TASKS FOR THIS EXERCISE -
A. Using the state aid passage, answer each question briefly:
(i) What example of direct aid does the passage give?
(ii) What must happen to any potential state aid activity before it is put into effect?
(iii) Where are the exemptions from the ban on state aid listed?
B. Print the state aid passage word for word, from "2 The advantage" to "put into effect.".

SOURCE PASSAGE -
________________________________________

1 The measure distorts or has the potential to distort competition.

2 The advantage must be granted by the state or through state resources.

3 The measure must affect competition and trade between the Member States.

4 The measure should favour certain undertakings or the production of certain goods.

In the context of JV companies, state aid occurs when the public sector partner confers a financial advantage on JVCo, or the private sector partner in JVCo, that would not have been received in the normal course of business. This can be a direct aid (e.g. a government grant) or more indirect aid (e.g. consultancy advice or deferral of tax).

Any potential state aid activity must be notified to the European Commission and must receive prior approval before being put into effect.

While the general principle of the EU is that state aids are prohibited, there are several exemptions to this principle. Aids listed under Article 87(2) of the EC Treaty are considered compatible with the common market, while aids listed under Article 87(3) may also be compatible. Therefore aid to promote the economic development of areas with economic or social problems may be compatible with the common market. Exemptions from the ban on state aid are listed in Appendix 2.

The implications of State Aid in forming a JV company should be considered on a case-by-case basis, paying particular attention to the following areas:

Possible aid to the Private Sector partner; which may be avoided by using a fair and open selection process.

________________________________________

SUPPLIED RECORDS -
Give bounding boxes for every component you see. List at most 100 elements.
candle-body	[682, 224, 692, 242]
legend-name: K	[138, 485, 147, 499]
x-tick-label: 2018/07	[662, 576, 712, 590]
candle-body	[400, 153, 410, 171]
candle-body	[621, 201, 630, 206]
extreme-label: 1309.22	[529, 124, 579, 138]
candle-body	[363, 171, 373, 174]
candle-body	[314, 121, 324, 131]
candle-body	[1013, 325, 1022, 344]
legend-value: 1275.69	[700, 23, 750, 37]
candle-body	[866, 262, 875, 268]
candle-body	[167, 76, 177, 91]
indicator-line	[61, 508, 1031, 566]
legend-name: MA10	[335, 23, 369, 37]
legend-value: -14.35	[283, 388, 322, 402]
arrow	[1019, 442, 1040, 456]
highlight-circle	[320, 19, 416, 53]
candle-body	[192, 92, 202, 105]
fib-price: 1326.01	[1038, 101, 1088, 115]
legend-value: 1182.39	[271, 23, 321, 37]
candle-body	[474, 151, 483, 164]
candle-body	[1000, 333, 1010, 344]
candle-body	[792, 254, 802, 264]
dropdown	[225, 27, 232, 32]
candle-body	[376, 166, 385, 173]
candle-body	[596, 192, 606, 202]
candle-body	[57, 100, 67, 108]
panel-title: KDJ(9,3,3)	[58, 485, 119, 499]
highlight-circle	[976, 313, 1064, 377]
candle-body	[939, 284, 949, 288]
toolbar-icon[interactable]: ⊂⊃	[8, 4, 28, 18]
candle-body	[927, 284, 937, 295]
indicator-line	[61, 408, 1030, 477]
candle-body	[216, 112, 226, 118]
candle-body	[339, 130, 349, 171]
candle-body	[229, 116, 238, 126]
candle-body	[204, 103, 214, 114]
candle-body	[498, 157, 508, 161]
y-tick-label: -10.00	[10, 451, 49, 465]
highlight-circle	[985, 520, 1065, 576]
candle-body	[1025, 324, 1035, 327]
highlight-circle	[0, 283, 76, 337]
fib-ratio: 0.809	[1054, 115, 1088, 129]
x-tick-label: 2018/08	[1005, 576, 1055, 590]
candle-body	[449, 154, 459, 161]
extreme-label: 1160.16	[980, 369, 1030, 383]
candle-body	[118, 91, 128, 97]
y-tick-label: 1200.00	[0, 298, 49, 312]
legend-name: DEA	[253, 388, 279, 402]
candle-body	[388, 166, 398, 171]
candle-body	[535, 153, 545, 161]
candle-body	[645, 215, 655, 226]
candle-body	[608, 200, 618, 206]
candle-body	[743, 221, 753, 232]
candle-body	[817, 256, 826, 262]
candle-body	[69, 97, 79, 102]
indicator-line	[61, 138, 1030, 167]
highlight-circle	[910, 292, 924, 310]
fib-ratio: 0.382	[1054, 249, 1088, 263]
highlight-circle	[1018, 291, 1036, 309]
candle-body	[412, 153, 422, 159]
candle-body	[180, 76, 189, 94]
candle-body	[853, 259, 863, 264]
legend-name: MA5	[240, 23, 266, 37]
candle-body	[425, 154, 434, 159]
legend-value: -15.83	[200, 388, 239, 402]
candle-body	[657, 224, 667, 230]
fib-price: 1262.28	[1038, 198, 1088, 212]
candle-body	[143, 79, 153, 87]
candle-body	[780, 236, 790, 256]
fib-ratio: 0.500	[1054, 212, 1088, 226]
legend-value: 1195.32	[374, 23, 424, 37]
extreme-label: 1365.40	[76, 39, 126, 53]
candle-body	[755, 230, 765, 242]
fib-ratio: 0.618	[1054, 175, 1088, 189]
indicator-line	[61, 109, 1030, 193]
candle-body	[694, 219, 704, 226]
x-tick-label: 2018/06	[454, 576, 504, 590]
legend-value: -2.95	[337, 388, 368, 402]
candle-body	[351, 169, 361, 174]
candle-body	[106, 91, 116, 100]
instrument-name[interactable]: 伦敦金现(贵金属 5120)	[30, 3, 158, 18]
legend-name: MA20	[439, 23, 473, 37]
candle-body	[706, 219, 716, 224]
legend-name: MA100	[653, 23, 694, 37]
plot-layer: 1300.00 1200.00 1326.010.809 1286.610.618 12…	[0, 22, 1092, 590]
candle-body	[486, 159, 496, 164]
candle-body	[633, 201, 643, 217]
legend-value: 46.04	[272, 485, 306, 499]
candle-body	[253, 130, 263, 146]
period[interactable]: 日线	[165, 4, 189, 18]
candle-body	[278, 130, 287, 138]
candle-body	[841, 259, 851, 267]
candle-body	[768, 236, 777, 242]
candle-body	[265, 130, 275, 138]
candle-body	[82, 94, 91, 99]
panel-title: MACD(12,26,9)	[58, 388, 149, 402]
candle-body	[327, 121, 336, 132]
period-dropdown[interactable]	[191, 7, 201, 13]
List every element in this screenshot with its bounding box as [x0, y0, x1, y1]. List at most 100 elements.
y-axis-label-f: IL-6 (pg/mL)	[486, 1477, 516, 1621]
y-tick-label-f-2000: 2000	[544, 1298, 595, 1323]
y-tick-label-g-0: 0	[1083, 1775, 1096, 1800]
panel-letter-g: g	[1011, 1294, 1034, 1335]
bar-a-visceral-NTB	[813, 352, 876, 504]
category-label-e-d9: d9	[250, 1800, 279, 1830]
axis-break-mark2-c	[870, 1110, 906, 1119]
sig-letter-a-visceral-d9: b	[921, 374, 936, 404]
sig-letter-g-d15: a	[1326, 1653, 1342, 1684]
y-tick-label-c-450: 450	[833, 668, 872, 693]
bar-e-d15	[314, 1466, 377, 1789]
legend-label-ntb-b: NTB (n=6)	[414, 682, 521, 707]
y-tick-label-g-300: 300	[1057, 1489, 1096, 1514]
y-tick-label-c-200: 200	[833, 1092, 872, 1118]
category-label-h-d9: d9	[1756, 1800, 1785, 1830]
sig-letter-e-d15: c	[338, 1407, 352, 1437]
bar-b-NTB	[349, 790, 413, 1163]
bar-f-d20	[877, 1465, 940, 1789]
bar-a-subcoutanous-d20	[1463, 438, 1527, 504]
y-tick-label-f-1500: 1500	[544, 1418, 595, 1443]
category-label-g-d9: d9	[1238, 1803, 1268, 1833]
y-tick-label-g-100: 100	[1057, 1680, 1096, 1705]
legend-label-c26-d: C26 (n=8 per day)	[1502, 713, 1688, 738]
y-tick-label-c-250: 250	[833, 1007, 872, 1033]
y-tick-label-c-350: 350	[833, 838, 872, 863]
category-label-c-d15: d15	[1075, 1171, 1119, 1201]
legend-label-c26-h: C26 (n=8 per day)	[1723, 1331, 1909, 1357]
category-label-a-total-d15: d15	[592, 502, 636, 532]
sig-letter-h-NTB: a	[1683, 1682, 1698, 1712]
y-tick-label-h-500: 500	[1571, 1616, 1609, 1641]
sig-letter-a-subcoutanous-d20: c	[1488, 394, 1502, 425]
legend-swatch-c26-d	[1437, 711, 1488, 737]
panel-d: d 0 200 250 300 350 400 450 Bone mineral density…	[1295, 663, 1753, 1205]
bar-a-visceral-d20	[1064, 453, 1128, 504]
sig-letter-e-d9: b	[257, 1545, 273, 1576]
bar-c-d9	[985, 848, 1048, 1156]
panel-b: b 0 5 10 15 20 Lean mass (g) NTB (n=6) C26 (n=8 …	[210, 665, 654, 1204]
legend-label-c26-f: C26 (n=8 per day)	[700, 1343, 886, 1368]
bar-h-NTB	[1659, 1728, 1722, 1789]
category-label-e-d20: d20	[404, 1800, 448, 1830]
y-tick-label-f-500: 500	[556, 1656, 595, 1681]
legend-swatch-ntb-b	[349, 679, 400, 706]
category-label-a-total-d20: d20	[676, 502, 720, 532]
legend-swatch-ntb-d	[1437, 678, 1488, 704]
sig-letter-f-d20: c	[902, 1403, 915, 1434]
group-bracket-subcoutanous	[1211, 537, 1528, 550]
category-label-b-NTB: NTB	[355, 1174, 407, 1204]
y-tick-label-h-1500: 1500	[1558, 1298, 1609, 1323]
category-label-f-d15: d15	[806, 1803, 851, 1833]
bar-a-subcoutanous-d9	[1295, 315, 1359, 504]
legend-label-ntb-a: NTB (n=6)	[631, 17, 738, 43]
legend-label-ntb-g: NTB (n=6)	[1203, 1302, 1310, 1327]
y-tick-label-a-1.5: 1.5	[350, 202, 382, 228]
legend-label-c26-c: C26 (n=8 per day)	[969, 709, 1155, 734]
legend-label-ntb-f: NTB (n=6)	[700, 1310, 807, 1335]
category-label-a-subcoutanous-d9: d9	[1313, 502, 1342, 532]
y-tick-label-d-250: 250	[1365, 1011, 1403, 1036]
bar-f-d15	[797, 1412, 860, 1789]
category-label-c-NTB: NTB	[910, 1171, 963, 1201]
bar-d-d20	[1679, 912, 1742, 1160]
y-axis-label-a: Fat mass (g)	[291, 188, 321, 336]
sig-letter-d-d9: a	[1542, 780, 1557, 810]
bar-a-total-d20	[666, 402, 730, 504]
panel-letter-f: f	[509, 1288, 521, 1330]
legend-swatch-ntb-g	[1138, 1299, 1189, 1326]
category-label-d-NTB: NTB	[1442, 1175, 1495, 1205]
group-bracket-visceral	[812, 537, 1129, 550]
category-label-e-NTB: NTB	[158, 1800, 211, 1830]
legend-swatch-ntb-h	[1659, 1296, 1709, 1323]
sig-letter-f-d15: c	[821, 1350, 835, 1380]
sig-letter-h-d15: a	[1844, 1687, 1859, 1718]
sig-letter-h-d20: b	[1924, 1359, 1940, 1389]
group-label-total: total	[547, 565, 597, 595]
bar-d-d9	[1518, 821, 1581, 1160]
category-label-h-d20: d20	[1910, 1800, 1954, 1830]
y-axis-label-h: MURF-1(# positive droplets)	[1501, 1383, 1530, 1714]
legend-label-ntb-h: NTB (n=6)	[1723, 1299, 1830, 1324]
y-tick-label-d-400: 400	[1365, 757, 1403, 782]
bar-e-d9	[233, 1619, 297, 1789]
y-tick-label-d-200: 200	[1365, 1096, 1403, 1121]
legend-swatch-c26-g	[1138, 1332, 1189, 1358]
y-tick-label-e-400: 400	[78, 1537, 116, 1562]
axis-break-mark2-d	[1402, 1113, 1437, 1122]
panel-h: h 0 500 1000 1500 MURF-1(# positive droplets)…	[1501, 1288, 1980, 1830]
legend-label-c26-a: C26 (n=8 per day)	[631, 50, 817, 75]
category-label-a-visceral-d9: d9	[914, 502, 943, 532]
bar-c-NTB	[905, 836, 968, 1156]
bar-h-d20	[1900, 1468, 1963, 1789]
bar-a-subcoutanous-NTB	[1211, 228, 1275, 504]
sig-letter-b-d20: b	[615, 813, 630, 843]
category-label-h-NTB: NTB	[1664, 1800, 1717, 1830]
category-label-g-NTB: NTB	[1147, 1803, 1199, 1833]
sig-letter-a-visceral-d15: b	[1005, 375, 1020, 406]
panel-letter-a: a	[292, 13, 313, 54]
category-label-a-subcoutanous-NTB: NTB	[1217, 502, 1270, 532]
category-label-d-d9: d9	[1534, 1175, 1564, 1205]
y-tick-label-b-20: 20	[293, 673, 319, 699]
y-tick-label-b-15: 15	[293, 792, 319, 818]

________________________________________

TASK-BY-TASK OUTPUTS -
A.
(i) A government grant.
(ii) It must be notified to the European Commission and must receive prior approval.
(iii) In Appendix 2.

B.
2 The advantage must be granted by the state or through state resources.

3 The measure must affect competition and trade between the Member States.

4 The measure should favour certain undertakings or the production of certain goods.

In the context of JV companies, state aid occurs when the public sector partner confers a financial advantage on JVCo, or the private sector partner in JVCo, that would not have been received in the normal course of business. This can be a direct aid (e.g. a government grant) or more indirect aid (e.g. consultancy advice or deferral of tax).

Any potential state aid activity must be notified to the European Commission and must receive prior approval before being put into effect.